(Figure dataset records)
--------------------------------------------------
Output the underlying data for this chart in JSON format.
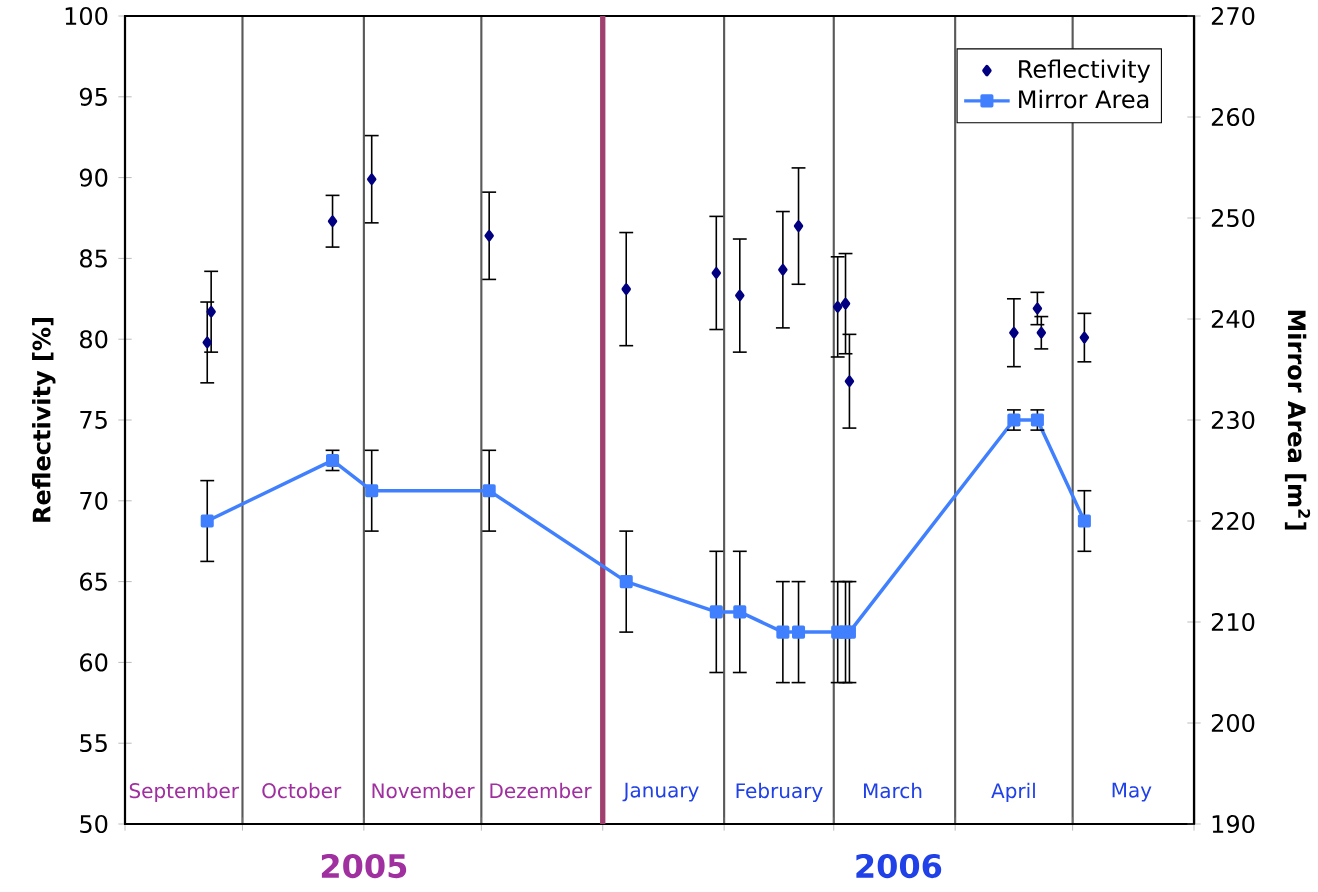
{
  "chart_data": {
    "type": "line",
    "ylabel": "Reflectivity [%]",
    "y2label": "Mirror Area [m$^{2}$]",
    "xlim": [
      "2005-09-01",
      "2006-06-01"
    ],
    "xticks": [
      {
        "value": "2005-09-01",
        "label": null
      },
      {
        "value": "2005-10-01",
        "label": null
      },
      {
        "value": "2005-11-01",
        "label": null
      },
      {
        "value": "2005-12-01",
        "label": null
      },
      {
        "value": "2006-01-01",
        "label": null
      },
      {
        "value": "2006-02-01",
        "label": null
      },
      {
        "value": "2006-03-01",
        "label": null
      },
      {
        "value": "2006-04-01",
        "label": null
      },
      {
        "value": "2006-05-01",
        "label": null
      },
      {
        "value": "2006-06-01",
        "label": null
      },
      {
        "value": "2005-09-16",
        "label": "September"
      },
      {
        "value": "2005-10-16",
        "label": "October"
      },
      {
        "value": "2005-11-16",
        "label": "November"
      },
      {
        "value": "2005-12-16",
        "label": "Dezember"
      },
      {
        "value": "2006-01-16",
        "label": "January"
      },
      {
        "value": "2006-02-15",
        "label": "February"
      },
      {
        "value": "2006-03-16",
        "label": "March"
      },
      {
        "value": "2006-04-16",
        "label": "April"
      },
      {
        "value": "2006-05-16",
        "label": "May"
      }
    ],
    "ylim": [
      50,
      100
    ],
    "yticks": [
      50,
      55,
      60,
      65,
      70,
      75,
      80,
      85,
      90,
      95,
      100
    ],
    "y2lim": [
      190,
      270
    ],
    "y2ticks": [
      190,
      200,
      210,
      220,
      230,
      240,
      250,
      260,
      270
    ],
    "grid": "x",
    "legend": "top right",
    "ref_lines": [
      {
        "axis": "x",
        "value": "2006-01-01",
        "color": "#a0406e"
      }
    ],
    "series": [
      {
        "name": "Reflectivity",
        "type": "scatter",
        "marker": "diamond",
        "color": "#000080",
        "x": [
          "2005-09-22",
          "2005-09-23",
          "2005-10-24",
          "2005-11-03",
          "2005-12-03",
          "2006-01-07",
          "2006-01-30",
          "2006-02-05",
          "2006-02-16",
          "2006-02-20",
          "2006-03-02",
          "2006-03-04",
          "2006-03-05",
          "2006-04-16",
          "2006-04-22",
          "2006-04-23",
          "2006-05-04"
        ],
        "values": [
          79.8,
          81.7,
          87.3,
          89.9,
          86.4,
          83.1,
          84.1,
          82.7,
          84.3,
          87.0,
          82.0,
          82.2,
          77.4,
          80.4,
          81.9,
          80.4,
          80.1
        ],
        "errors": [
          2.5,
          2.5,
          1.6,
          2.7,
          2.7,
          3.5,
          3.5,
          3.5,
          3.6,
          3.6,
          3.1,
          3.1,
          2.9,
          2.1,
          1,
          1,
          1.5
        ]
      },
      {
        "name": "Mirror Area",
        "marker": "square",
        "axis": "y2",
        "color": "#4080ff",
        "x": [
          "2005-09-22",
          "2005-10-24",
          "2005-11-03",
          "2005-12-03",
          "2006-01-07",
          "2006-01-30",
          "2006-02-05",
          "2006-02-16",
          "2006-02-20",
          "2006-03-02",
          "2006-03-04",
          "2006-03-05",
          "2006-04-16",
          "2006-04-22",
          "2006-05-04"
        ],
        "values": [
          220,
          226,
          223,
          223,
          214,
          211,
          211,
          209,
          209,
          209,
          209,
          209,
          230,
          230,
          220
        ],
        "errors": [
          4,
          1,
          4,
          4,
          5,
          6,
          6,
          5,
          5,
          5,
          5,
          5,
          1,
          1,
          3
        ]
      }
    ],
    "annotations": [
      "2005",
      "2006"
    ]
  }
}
--------------------------------------------------
Some lines of the data may hold the word "Mirror". Say how many do, with nothing else.

* **Expected answer**
2